EXERCISE TASK:
Quote the records that follow in full and exactly; leave out the pictures.

DATA SUPPLIED:

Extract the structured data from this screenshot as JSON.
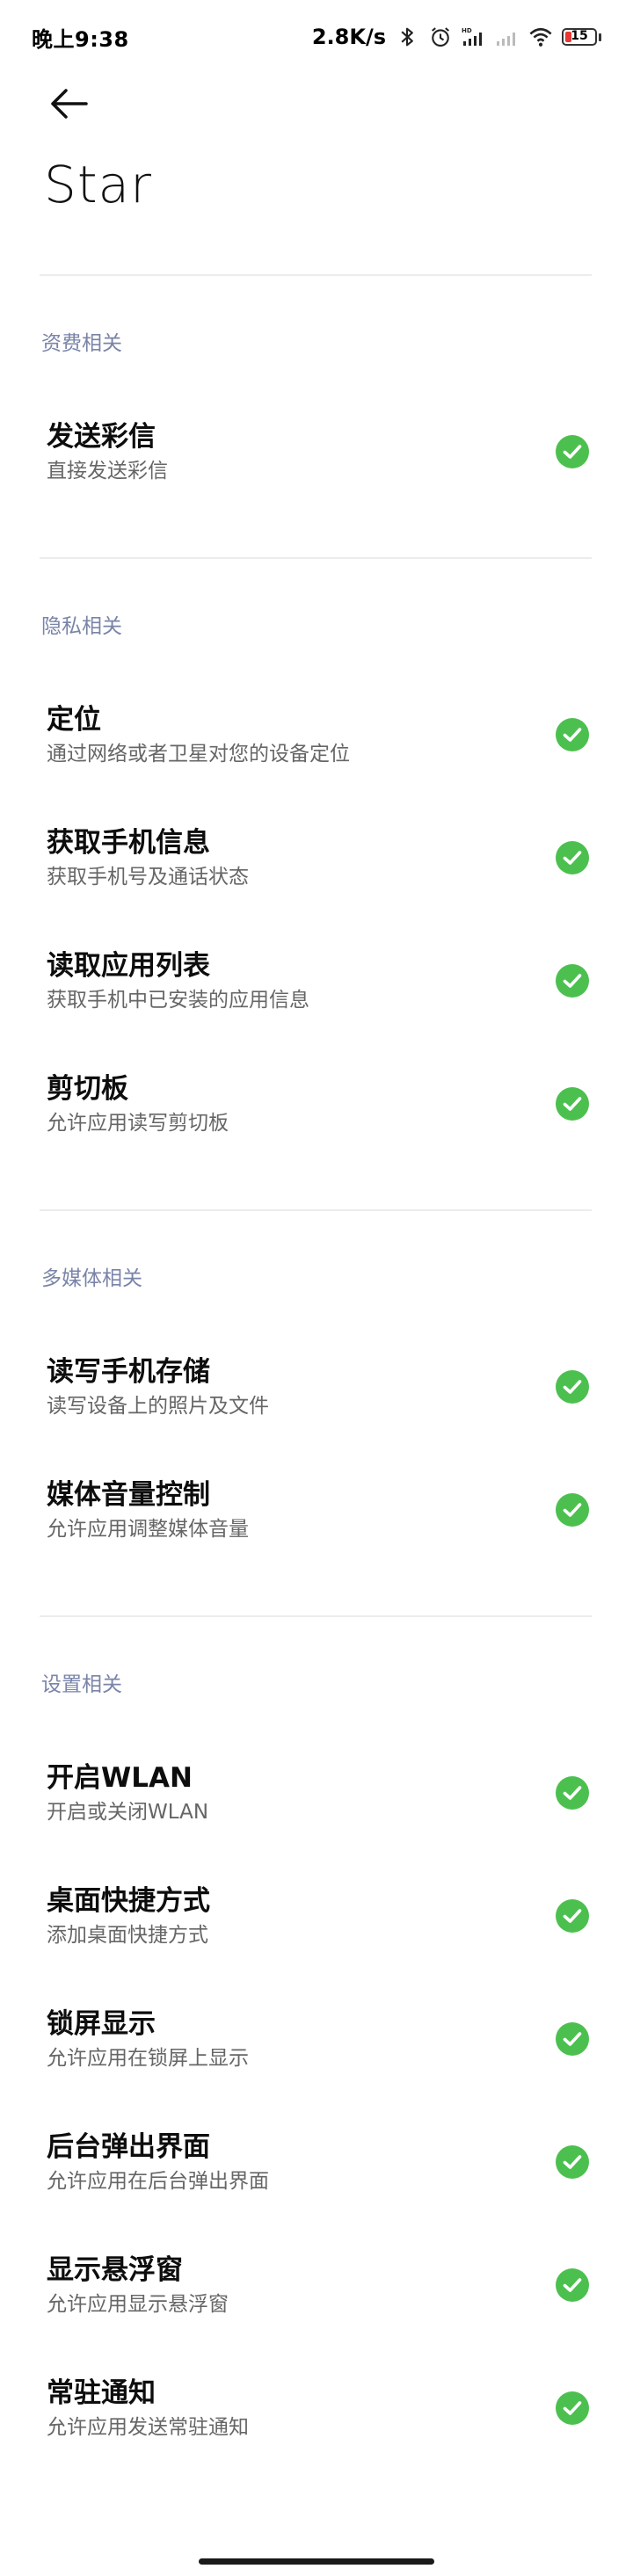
{
  "status_bar": {
    "time": "晚上9:38",
    "net_speed": "2.8K/s",
    "battery_level": "15",
    "icons": [
      "bluetooth-icon",
      "alarm-icon",
      "signal-hd-icon",
      "signal-weak-icon",
      "wifi-icon",
      "battery-icon"
    ]
  },
  "header": {
    "back_icon": "arrow-left-icon",
    "title": "Star"
  },
  "colors": {
    "accent_green": "#4cc04f",
    "section_title": "#7a84a8"
  },
  "sections": [
    {
      "title": "资费相关",
      "items": [
        {
          "title": "发送彩信",
          "desc": "直接发送彩信",
          "checked": true
        }
      ]
    },
    {
      "title": "隐私相关",
      "items": [
        {
          "title": "定位",
          "desc": "通过网络或者卫星对您的设备定位",
          "checked": true
        },
        {
          "title": "获取手机信息",
          "desc": "获取手机号及通话状态",
          "checked": true
        },
        {
          "title": "读取应用列表",
          "desc": "获取手机中已安装的应用信息",
          "checked": true
        },
        {
          "title": "剪切板",
          "desc": "允许应用读写剪切板",
          "checked": true
        }
      ]
    },
    {
      "title": "多媒体相关",
      "items": [
        {
          "title": "读写手机存储",
          "desc": "读写设备上的照片及文件",
          "checked": true
        },
        {
          "title": "媒体音量控制",
          "desc": "允许应用调整媒体音量",
          "checked": true
        }
      ]
    },
    {
      "title": "设置相关",
      "items": [
        {
          "title": "开启WLAN",
          "desc": "开启或关闭WLAN",
          "checked": true
        },
        {
          "title": "桌面快捷方式",
          "desc": "添加桌面快捷方式",
          "checked": true
        },
        {
          "title": "锁屏显示",
          "desc": "允许应用在锁屏上显示",
          "checked": true
        },
        {
          "title": "后台弹出界面",
          "desc": "允许应用在后台弹出界面",
          "checked": true
        },
        {
          "title": "显示悬浮窗",
          "desc": "允许应用显示悬浮窗",
          "checked": true
        },
        {
          "title": "常驻通知",
          "desc": "允许应用发送常驻通知",
          "checked": true
        }
      ]
    }
  ]
}
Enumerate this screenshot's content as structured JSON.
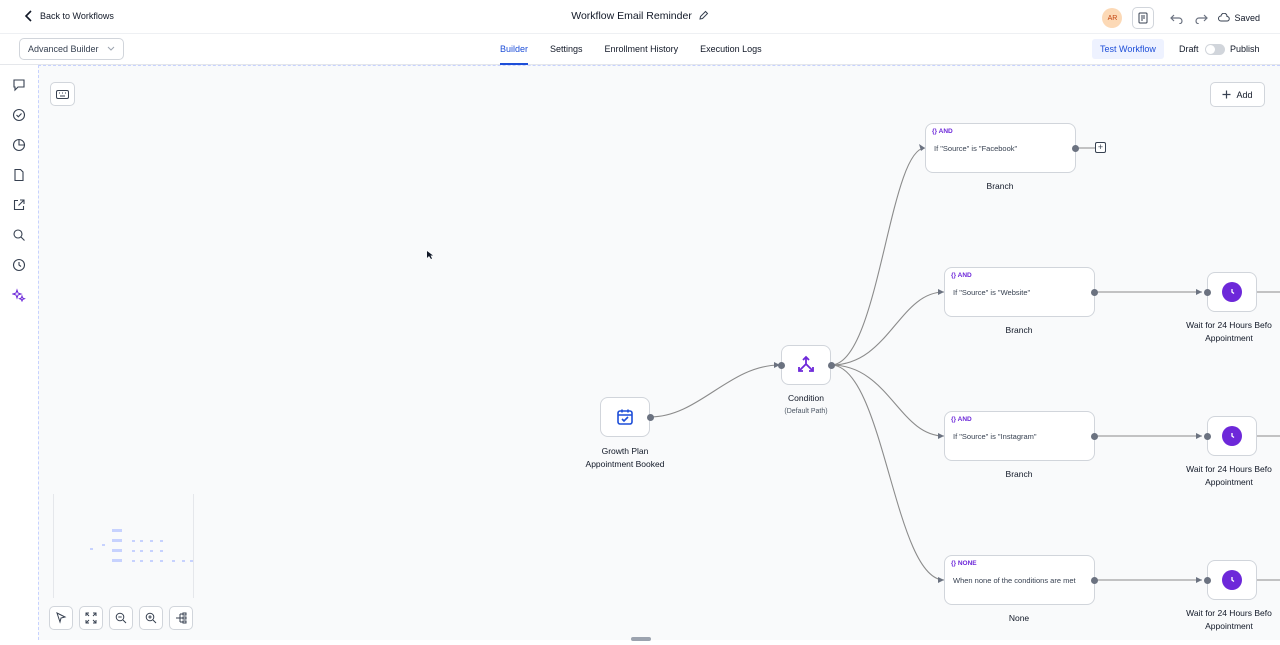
{
  "header": {
    "back_label": "Back to Workflows",
    "title": "Workflow Email Reminder",
    "avatar_initials": "AR",
    "saved_label": "Saved"
  },
  "subbar": {
    "builder_mode": "Advanced Builder",
    "tabs": [
      {
        "label": "Builder",
        "active": true
      },
      {
        "label": "Settings",
        "active": false
      },
      {
        "label": "Enrollment History",
        "active": false
      },
      {
        "label": "Execution Logs",
        "active": false
      }
    ],
    "test_label": "Test Workflow",
    "draft_label": "Draft",
    "publish_label": "Publish",
    "published": false
  },
  "sidebar": {
    "icons": [
      "chat-icon",
      "check-circle-icon",
      "pie-chart-icon",
      "document-icon",
      "external-link-icon",
      "search-icon",
      "history-icon",
      "sparkle-icon"
    ]
  },
  "canvas": {
    "add_label": "Add",
    "trigger": {
      "line1": "Growth Plan",
      "line2": "Appointment Booked"
    },
    "condition": {
      "label": "Condition",
      "sub": "(Default Path)"
    },
    "branches": [
      {
        "tag": "{} AND",
        "text": "If \"Source\" is \"Facebook\"",
        "label": "Branch"
      },
      {
        "tag": "{} AND",
        "text": "If \"Source\" is \"Website\"",
        "label": "Branch"
      },
      {
        "tag": "{} AND",
        "text": "If \"Source\" is \"Instagram\"",
        "label": "Branch"
      },
      {
        "tag": "{} NONE",
        "text": "When none of the conditions are met",
        "label": "None"
      }
    ],
    "waits": [
      {
        "line1": "Wait for 24 Hours Befo",
        "line2": "Appointment"
      },
      {
        "line1": "Wait for 24 Hours Befo",
        "line2": "Appointment"
      },
      {
        "line1": "Wait for 24 Hours Befo",
        "line2": "Appointment"
      }
    ]
  },
  "colors": {
    "accent": "#1d4ed8",
    "purple": "#6d28d9",
    "edge": "#8b8b8b"
  }
}
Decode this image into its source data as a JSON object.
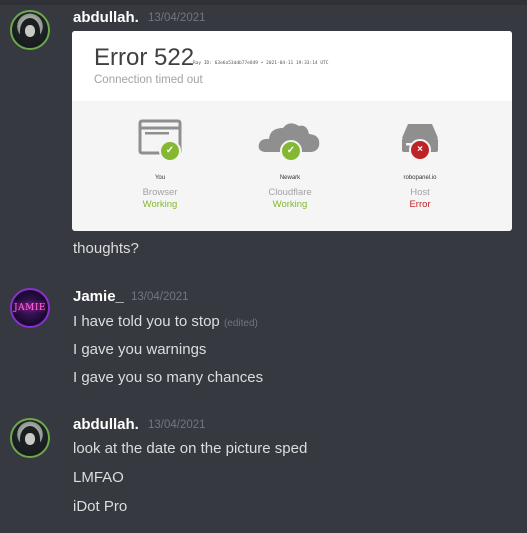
{
  "messages": [
    {
      "author": "abdullah.",
      "timestamp": "13/04/2021",
      "embed": {
        "error_title": "Error 522",
        "ray_info": "Ray ID: 63e6a53ddb77e849 • 2021-04-11 19:33:14 UTC",
        "subtitle": "Connection timed out",
        "nodes": [
          {
            "name": "You",
            "role": "Browser",
            "status": "Working",
            "state": "ok",
            "icon": "browser-icon"
          },
          {
            "name": "Newark",
            "role": "Cloudflare",
            "status": "Working",
            "state": "ok",
            "icon": "cloud-icon"
          },
          {
            "name": "robopanel.io",
            "role": "Host",
            "status": "Error",
            "state": "error",
            "icon": "server-icon"
          }
        ]
      },
      "lines": [
        "thoughts?"
      ]
    },
    {
      "author": "Jamie_",
      "timestamp": "13/04/2021",
      "avatar_text": "JAMIE",
      "lines": [
        "I have told you to stop",
        "I gave you warnings",
        "I gave you so many chances"
      ],
      "edited_label": "(edited)"
    },
    {
      "author": "abdullah.",
      "timestamp": "13/04/2021",
      "lines": [
        "look at the date on the picture sped",
        "LMFAO",
        "iDot Pro"
      ]
    }
  ],
  "colors": {
    "background": "#36393f",
    "username": "#ffffff",
    "timestamp": "#72767d",
    "text": "#dcddde",
    "ok": "#85b832",
    "error": "#bd2426"
  }
}
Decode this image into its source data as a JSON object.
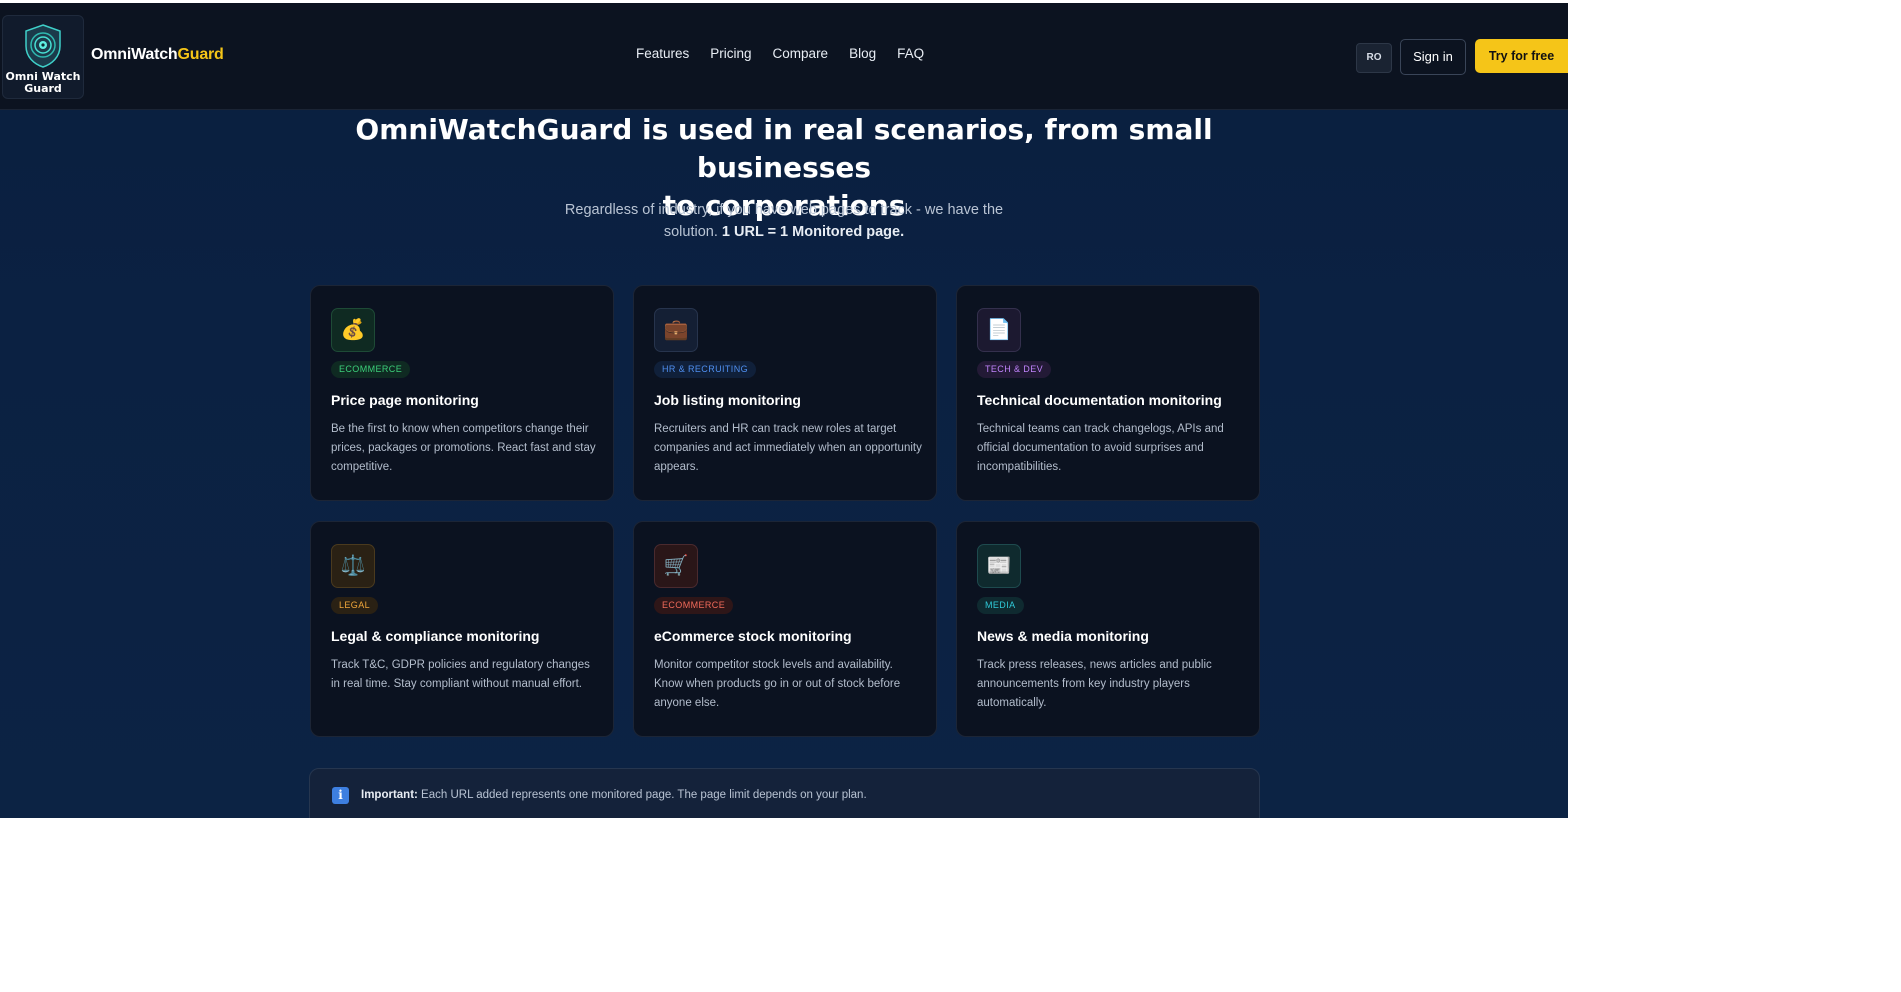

SOLUTION:
Extract the structured data from this screenshot as JSON.
{
  "status_bar": {
    "time": "晚上9:38",
    "net_speed": "2.8K/s",
    "battery_level": "15",
    "icons": [
      "bluetooth-icon",
      "alarm-icon",
      "signal-hd-icon",
      "signal-weak-icon",
      "wifi-icon",
      "battery-icon"
    ]
  },
  "header": {
    "back_icon": "arrow-left-icon",
    "title": "Star"
  },
  "colors": {
    "accent_green": "#4cc04f",
    "section_title": "#7a84a8"
  },
  "sections": [
    {
      "title": "资费相关",
      "items": [
        {
          "title": "发送彩信",
          "desc": "直接发送彩信",
          "checked": true
        }
      ]
    },
    {
      "title": "隐私相关",
      "items": [
        {
          "title": "定位",
          "desc": "通过网络或者卫星对您的设备定位",
          "checked": true
        },
        {
          "title": "获取手机信息",
          "desc": "获取手机号及通话状态",
          "checked": true
        },
        {
          "title": "读取应用列表",
          "desc": "获取手机中已安装的应用信息",
          "checked": true
        },
        {
          "title": "剪切板",
          "desc": "允许应用读写剪切板",
          "checked": true
        }
      ]
    },
    {
      "title": "多媒体相关",
      "items": [
        {
          "title": "读写手机存储",
          "desc": "读写设备上的照片及文件",
          "checked": true
        },
        {
          "title": "媒体音量控制",
          "desc": "允许应用调整媒体音量",
          "checked": true
        }
      ]
    },
    {
      "title": "设置相关",
      "items": [
        {
          "title": "开启WLAN",
          "desc": "开启或关闭WLAN",
          "checked": true
        },
        {
          "title": "桌面快捷方式",
          "desc": "添加桌面快捷方式",
          "checked": true
        },
        {
          "title": "锁屏显示",
          "desc": "允许应用在锁屏上显示",
          "checked": true
        },
        {
          "title": "后台弹出界面",
          "desc": "允许应用在后台弹出界面",
          "checked": true
        },
        {
          "title": "显示悬浮窗",
          "desc": "允许应用显示悬浮窗",
          "checked": true
        },
        {
          "title": "常驻通知",
          "desc": "允许应用发送常驻通知",
          "checked": true
        }
      ]
    }
  ]
}
Enumerate this screenshot's content as structured JSON.
{
  "header": {
    "back_label": "Back to Workflows",
    "title": "Workflow Email Reminder",
    "avatar_initials": "AR",
    "saved_label": "Saved"
  },
  "subbar": {
    "builder_mode": "Advanced Builder",
    "tabs": [
      {
        "label": "Builder",
        "active": true
      },
      {
        "label": "Settings",
        "active": false
      },
      {
        "label": "Enrollment History",
        "active": false
      },
      {
        "label": "Execution Logs",
        "active": false
      }
    ],
    "test_label": "Test Workflow",
    "draft_label": "Draft",
    "publish_label": "Publish",
    "published": false
  },
  "sidebar": {
    "icons": [
      "chat-icon",
      "check-circle-icon",
      "pie-chart-icon",
      "document-icon",
      "external-link-icon",
      "search-icon",
      "history-icon",
      "sparkle-icon"
    ]
  },
  "canvas": {
    "add_label": "Add",
    "trigger": {
      "line1": "Growth Plan",
      "line2": "Appointment Booked"
    },
    "condition": {
      "label": "Condition",
      "sub": "(Default Path)"
    },
    "branches": [
      {
        "tag": "{} AND",
        "text": "If \"Source\" is \"Facebook\"",
        "label": "Branch"
      },
      {
        "tag": "{} AND",
        "text": "If \"Source\" is \"Website\"",
        "label": "Branch"
      },
      {
        "tag": "{} AND",
        "text": "If \"Source\" is \"Instagram\"",
        "label": "Branch"
      },
      {
        "tag": "{} NONE",
        "text": "When none of the conditions are met",
        "label": "None"
      }
    ],
    "waits": [
      {
        "line1": "Wait for 24 Hours Befo",
        "line2": "Appointment"
      },
      {
        "line1": "Wait for 24 Hours Befo",
        "line2": "Appointment"
      },
      {
        "line1": "Wait for 24 Hours Befo",
        "line2": "Appointment"
      }
    ]
  },
  "colors": {
    "accent": "#1d4ed8",
    "purple": "#6d28d9",
    "edge": "#8b8b8b"
  }
}
Decode this image into its source data as a JSON object.
{
  "messages": [
    {
      "author": "abdullah.",
      "timestamp": "13/04/2021",
      "embed": {
        "error_title": "Error 522",
        "ray_info": "Ray ID: 63e6a53ddb77e849 • 2021-04-11 19:33:14 UTC",
        "subtitle": "Connection timed out",
        "nodes": [
          {
            "name": "You",
            "role": "Browser",
            "status": "Working",
            "state": "ok",
            "icon": "browser-icon"
          },
          {
            "name": "Newark",
            "role": "Cloudflare",
            "status": "Working",
            "state": "ok",
            "icon": "cloud-icon"
          },
          {
            "name": "robopanel.io",
            "role": "Host",
            "status": "Error",
            "state": "error",
            "icon": "server-icon"
          }
        ]
      },
      "lines": [
        "thoughts?"
      ]
    },
    {
      "author": "Jamie_",
      "timestamp": "13/04/2021",
      "avatar_text": "JAMIE",
      "lines": [
        "I have told you to stop",
        "I gave you warnings",
        "I gave you so many chances"
      ],
      "edited_label": "(edited)"
    },
    {
      "author": "abdullah.",
      "timestamp": "13/04/2021",
      "lines": [
        "look at the date on the picture sped",
        "LMFAO",
        "iDot Pro"
      ]
    }
  ],
  "colors": {
    "background": "#36393f",
    "username": "#ffffff",
    "timestamp": "#72767d",
    "text": "#dcddde",
    "ok": "#85b832",
    "error": "#bd2426"
  }
}
Decode this image into its source data as a JSON object.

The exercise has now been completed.